Dataset content »
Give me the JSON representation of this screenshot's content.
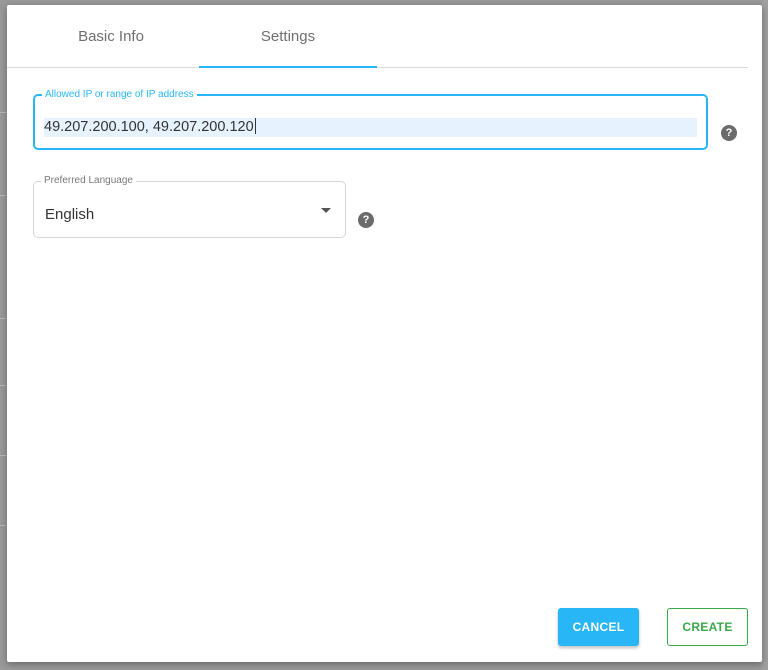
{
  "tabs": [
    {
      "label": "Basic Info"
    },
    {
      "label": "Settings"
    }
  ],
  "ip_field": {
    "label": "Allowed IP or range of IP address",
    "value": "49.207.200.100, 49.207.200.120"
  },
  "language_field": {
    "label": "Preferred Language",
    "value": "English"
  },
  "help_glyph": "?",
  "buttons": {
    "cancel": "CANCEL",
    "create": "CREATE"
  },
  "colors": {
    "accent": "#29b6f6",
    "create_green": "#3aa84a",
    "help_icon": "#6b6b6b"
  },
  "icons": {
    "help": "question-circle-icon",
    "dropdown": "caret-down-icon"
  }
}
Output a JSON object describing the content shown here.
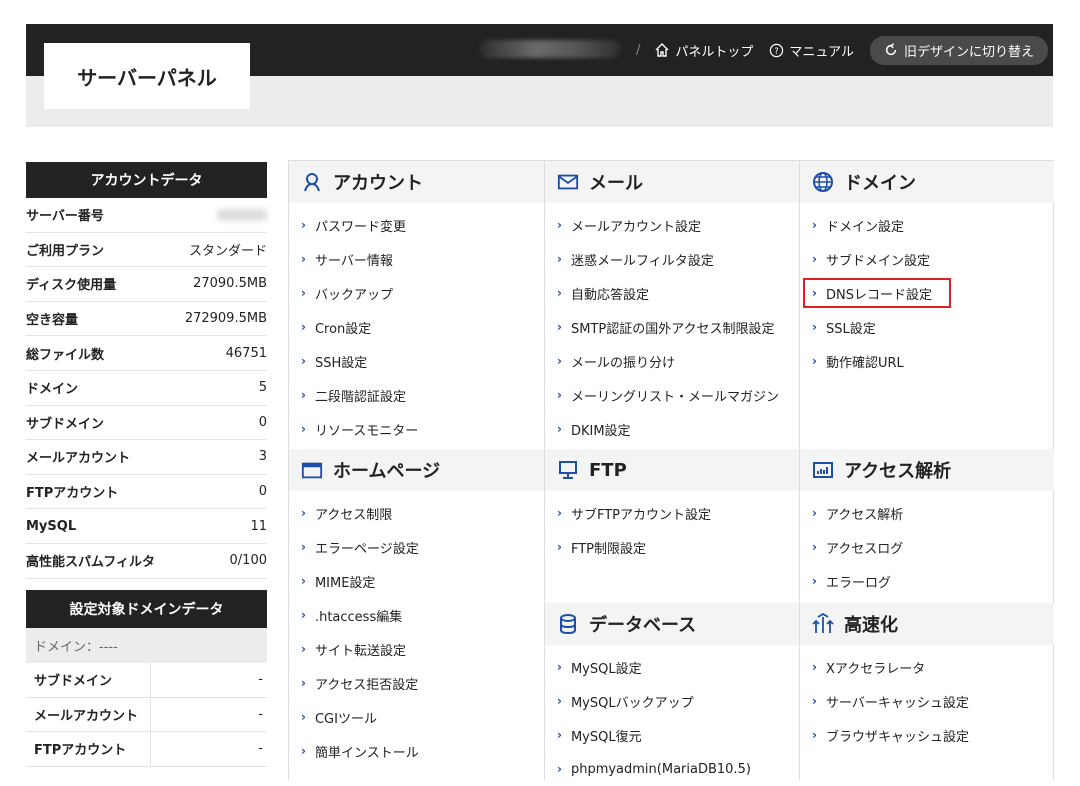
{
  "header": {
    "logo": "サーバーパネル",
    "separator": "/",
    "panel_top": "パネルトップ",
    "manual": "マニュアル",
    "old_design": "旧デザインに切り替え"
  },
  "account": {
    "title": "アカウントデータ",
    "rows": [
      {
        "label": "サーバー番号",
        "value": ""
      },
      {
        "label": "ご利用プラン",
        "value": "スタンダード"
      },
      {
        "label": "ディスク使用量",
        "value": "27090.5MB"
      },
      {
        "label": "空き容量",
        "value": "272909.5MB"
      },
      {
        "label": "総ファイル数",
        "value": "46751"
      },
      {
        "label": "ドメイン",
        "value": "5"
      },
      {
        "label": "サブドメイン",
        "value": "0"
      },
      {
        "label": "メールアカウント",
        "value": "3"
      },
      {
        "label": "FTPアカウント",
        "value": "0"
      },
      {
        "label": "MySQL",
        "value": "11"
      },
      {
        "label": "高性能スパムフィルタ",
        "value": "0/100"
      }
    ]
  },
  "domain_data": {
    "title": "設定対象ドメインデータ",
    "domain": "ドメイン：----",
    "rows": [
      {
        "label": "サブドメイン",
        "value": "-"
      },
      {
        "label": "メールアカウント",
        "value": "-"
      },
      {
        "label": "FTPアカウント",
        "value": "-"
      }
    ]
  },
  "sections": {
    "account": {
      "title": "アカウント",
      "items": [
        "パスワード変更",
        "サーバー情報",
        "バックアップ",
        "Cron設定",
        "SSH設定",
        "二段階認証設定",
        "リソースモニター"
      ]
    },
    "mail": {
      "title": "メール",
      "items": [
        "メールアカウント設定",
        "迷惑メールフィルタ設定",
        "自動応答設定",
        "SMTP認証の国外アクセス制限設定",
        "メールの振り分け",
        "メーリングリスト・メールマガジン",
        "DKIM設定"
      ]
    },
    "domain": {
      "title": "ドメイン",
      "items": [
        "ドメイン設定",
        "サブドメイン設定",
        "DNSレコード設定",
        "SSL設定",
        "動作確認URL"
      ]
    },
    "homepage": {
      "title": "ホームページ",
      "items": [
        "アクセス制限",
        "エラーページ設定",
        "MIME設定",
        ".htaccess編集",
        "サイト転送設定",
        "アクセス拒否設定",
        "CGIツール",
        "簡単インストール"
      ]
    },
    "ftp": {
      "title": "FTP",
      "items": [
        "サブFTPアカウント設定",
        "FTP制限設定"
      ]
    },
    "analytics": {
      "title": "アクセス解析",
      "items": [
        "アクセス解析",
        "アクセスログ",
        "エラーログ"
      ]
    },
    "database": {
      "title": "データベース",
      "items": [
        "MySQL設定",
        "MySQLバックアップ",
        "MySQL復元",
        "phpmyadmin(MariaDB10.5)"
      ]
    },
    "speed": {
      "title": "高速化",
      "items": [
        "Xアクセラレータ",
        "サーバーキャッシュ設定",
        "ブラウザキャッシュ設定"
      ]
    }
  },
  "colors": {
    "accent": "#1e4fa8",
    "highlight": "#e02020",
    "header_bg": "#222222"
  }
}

...

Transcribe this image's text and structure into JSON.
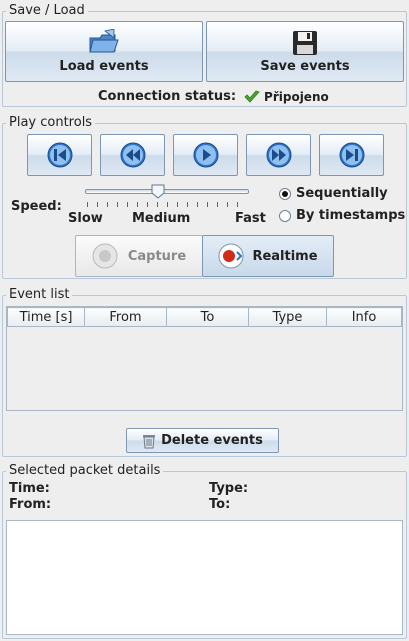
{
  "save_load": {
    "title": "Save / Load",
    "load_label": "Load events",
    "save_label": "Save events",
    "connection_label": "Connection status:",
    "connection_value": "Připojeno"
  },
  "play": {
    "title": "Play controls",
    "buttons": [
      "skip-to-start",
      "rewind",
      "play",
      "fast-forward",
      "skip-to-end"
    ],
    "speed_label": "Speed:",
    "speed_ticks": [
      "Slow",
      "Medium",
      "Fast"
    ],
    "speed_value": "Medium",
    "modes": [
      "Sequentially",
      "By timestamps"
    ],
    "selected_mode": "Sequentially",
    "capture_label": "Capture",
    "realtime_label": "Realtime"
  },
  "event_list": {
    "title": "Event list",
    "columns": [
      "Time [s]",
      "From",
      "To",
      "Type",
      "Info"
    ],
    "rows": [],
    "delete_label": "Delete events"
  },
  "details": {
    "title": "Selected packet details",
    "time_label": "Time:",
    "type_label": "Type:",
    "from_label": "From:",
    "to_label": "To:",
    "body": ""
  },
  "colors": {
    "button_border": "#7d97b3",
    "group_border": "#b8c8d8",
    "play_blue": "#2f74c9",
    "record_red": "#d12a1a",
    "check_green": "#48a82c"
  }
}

Job »
In the records above, collect each line with "this".

Complete response »
Give me the JSON representation of this screenshot's content.
Transcribe this image's text and structure into JSON.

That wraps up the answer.